---- Text shown

Binomial Expansion of (2+x)^6
In algebra, the binomial expansion is a method of expanding an expression of the form $(a+b)^n$, where $a$ and $b$ are constants and $n$ is a positive integer. In this article, we will focus on the binomial expansion of $(2+x)^6$.
What is Binomial Expansion?
The binomial expansion is a mathematical formula that allows us to expand an expression of the form $(a+b)^n$ into a sum of terms involving various powers of $a$ and $b$. The formula is given by:
$(a+b)^n = \sum_{k=0}^n \binom{n}{k} a^{n-k} b^k$
where $\binom{n}{k}$ is the binomial coefficient, which can be calculated using the formula:
$\binom{n}{k} = \frac{n!}{k!(n-k)!}$
Binomial Expansion of (2+x)^6
Using the binomial expansion formula, we can expand $(2+x)^6$ as follows:
$(2+x)^6 = \sum_{k=0}^6 \binom{6}{k} 2^{6-k} x^k$
To evaluate this expression, we need to calculate the binomial coefficients and the powers of 2 and $x$ for each term.
Term 1: k = 0
$\binom{6}{0} = \frac{6!}{0!(6-0)!} = 1$ $2^{6-0} = 2^6 = 64$ $x^0 = 1$ So, the first term is $64$.
Term 2: k = 1
$\binom{6}{1} = \frac{6!}{1!(6-1)!} = 6$ $2^{6-1} = 2^5 = 32$ $x^1 = x$ So, the second term is $192x$.

--------
---- Available data

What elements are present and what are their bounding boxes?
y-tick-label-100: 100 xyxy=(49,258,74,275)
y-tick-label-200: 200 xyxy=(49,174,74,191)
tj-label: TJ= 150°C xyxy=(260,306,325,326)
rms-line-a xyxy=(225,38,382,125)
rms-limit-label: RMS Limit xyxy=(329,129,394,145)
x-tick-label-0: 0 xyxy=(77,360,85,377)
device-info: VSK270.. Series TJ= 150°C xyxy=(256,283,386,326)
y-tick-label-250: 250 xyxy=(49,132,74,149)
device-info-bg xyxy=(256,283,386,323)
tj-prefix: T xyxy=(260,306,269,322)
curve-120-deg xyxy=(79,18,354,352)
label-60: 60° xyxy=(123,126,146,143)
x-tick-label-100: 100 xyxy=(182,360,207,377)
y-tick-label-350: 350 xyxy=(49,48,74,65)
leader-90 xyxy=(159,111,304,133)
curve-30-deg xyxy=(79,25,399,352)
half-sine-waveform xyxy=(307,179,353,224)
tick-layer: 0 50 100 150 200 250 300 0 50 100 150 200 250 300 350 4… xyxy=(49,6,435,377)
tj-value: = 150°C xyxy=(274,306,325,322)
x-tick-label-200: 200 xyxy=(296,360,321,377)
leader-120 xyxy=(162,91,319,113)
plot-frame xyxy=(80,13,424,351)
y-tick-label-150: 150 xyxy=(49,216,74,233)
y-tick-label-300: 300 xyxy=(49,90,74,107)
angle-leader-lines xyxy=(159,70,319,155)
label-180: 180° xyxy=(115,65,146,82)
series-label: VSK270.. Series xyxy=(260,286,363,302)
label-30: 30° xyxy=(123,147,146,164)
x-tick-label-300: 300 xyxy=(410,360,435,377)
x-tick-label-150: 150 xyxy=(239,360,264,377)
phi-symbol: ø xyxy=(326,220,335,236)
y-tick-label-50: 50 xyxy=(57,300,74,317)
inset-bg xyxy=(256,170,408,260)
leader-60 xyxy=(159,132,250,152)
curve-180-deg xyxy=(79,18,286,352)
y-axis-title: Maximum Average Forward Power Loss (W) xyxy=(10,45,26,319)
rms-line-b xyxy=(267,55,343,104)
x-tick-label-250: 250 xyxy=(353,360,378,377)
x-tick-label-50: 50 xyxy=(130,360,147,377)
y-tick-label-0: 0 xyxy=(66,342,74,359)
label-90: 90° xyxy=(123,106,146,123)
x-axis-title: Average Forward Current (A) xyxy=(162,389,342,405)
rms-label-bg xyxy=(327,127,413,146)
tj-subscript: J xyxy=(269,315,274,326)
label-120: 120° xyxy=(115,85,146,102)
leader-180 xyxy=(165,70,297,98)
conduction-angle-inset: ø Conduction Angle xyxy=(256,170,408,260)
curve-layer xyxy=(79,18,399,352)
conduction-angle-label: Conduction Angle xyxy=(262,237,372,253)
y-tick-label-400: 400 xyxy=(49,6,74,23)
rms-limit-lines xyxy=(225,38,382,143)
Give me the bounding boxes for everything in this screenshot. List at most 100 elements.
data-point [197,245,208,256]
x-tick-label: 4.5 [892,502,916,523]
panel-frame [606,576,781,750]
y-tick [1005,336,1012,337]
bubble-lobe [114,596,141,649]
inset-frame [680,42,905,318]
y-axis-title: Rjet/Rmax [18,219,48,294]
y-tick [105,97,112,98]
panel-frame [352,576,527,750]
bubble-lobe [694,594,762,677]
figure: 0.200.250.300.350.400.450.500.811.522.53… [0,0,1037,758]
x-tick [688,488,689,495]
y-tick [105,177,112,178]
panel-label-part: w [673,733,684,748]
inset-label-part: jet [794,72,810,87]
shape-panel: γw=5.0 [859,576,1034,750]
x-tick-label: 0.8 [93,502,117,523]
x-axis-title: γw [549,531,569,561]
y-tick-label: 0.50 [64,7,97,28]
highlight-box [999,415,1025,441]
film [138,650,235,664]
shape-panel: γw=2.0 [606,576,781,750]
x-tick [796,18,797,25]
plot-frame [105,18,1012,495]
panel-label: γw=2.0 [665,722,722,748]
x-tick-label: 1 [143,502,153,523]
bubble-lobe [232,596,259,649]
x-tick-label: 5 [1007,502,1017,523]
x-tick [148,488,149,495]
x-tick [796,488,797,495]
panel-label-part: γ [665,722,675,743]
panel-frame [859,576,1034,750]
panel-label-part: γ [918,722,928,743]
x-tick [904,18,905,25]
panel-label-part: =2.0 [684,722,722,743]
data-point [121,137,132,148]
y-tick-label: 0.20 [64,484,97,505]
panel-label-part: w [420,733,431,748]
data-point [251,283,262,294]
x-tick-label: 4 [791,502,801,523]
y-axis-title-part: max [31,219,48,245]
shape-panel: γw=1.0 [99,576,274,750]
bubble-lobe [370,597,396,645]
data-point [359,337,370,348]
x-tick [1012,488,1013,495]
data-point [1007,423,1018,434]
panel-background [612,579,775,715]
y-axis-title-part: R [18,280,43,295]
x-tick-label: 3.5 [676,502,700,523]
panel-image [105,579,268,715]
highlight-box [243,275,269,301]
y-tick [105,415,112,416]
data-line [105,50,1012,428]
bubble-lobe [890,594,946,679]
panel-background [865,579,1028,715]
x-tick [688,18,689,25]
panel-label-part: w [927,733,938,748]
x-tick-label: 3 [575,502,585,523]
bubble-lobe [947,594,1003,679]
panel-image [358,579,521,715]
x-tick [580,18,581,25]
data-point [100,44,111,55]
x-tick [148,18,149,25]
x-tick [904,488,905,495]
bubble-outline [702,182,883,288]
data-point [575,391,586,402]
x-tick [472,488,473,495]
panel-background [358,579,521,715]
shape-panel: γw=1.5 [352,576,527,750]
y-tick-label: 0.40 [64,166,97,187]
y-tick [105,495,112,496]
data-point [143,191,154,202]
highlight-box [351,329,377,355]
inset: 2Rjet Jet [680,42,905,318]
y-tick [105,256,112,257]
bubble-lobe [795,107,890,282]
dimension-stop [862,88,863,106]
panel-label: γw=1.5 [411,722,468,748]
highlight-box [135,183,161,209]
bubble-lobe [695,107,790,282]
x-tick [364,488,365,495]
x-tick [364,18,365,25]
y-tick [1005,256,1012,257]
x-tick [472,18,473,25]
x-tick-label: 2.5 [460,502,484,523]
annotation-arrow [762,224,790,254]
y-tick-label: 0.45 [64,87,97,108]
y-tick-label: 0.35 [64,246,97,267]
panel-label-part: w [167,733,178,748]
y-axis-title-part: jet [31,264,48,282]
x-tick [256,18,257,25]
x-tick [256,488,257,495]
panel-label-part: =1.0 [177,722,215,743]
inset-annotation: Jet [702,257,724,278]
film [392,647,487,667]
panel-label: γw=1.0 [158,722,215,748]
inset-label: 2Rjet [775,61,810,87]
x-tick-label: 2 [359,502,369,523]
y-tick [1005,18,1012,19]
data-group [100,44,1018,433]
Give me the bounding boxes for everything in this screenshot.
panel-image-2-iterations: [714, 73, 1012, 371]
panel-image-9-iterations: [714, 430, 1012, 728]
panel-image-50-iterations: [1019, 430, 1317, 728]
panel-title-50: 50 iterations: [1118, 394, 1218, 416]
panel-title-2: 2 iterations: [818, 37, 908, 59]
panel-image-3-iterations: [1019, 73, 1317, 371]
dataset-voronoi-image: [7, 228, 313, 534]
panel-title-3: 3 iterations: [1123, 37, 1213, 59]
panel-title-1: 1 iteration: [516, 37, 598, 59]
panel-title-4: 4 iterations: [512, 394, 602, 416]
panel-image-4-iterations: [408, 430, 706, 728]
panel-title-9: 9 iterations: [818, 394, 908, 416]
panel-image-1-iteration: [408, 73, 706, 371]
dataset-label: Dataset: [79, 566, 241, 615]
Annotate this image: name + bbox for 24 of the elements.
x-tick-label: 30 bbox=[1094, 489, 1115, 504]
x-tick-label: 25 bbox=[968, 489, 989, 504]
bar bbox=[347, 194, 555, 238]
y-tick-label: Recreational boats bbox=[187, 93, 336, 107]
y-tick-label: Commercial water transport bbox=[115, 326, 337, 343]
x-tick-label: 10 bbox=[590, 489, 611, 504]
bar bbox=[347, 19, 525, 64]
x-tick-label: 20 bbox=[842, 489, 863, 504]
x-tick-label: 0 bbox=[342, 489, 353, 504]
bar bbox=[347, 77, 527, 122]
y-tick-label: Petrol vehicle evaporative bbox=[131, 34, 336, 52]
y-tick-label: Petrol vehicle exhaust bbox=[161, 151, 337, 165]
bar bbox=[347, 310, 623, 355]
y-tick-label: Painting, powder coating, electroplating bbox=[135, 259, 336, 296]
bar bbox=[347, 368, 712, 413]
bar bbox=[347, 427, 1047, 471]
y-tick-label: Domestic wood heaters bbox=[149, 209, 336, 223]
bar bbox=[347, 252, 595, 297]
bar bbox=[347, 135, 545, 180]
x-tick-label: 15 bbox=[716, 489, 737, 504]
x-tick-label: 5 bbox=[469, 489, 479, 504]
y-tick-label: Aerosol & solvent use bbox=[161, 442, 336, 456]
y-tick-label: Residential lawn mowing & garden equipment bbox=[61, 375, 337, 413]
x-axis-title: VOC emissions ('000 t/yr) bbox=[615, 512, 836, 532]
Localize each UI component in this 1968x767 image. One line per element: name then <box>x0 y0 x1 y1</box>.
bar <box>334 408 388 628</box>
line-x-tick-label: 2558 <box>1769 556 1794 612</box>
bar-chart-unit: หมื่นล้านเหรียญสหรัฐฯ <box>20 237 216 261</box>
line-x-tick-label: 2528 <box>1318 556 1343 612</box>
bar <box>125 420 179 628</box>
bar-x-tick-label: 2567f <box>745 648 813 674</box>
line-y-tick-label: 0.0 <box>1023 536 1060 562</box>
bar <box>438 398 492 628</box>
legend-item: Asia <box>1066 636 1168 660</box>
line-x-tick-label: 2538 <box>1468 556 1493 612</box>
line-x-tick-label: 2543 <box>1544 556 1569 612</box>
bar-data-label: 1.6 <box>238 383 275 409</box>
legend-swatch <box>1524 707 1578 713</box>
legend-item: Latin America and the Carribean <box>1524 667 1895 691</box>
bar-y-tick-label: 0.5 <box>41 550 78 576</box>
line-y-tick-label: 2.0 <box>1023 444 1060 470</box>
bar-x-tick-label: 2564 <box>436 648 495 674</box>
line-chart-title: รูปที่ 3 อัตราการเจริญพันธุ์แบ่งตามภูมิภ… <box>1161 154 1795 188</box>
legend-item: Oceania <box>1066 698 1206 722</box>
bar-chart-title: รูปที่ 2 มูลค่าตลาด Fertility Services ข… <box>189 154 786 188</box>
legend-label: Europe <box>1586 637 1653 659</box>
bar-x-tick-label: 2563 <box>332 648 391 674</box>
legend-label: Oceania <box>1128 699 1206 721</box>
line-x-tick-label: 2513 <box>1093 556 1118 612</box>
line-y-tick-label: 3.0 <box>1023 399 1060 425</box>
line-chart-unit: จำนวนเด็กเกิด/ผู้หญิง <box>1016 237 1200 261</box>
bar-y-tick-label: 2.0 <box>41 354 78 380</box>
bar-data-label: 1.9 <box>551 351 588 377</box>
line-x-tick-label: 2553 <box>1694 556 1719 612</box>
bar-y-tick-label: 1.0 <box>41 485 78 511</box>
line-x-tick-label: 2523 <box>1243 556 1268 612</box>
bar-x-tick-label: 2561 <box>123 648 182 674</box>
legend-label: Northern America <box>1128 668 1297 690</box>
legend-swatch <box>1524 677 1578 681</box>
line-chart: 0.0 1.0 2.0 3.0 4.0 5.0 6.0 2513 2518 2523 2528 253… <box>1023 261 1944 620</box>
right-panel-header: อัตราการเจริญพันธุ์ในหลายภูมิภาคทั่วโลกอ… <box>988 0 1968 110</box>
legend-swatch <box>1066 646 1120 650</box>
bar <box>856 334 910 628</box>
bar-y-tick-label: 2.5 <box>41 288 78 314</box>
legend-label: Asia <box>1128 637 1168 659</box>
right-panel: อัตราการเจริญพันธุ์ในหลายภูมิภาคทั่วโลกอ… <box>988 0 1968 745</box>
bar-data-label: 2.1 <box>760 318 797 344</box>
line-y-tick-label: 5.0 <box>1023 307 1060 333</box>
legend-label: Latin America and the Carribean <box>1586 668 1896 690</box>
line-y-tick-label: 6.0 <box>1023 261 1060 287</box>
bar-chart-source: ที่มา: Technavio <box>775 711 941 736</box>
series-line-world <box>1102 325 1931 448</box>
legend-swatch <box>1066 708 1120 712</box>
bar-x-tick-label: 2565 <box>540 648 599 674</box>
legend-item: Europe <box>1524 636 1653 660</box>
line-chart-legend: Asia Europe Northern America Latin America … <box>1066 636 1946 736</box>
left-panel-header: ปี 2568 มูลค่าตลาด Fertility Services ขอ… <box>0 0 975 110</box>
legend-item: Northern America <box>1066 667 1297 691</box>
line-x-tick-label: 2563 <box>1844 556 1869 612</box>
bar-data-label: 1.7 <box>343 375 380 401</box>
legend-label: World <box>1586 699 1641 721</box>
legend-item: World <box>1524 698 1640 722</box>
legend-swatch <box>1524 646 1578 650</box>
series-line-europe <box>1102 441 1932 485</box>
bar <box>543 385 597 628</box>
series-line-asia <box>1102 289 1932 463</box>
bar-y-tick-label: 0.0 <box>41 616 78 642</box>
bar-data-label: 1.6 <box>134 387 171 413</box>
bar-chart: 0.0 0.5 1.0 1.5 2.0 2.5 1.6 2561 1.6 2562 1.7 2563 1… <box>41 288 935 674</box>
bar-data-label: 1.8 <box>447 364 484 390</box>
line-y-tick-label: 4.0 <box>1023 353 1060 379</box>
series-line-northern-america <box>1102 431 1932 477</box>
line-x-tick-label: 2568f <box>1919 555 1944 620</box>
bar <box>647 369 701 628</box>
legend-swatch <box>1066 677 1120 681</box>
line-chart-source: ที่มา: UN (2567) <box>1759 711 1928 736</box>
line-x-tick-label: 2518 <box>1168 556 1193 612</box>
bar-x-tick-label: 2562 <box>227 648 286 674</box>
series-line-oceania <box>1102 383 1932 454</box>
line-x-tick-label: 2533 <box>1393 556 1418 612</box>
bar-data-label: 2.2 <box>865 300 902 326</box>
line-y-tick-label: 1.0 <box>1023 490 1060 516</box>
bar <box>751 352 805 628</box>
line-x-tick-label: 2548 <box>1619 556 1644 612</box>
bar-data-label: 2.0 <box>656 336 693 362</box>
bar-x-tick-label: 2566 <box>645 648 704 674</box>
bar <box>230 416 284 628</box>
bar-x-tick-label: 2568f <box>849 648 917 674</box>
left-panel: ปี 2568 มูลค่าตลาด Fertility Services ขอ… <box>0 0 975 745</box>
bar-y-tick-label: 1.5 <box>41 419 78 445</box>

--------

__Study questions__.
1. In the text on the binomial expansion of (2+x)^6, rewrite the passage between "Term 1: k = 0" and "term is $192x$.", inclusive, with "first" replaced by "initial".
2. Translate this sentence from the text on the binomial expansion of (2+x)^6 into French: "To evaluate this expression, we need to calculate the binomial coefficients and the powers of 2 and $x$ for each term."
The lines have no connection to the text on the binomial expansion of (2+x)^6.

__Answers in order__.
1.
Term 1: k = 0
$\binom{6}{0} = \frac{6!}{0!(6-0)!} = 1$ $2^{6-0} = 2^6 = 64$ $x^0 = 1$ So, the initial term is $64$.
Term 2: k = 1
$\binom{6}{1} = \frac{6!}{1!(6-1)!} = 6$ $2^{6-1} = 2^5 = 32$ $x^1 = x$ So, the second term is $192x$.

2. Pour évaluer cette expression, nous devons calculer les coefficients binomiaux ainsi que les puissances de 2 et de $x$ pour chaque terme.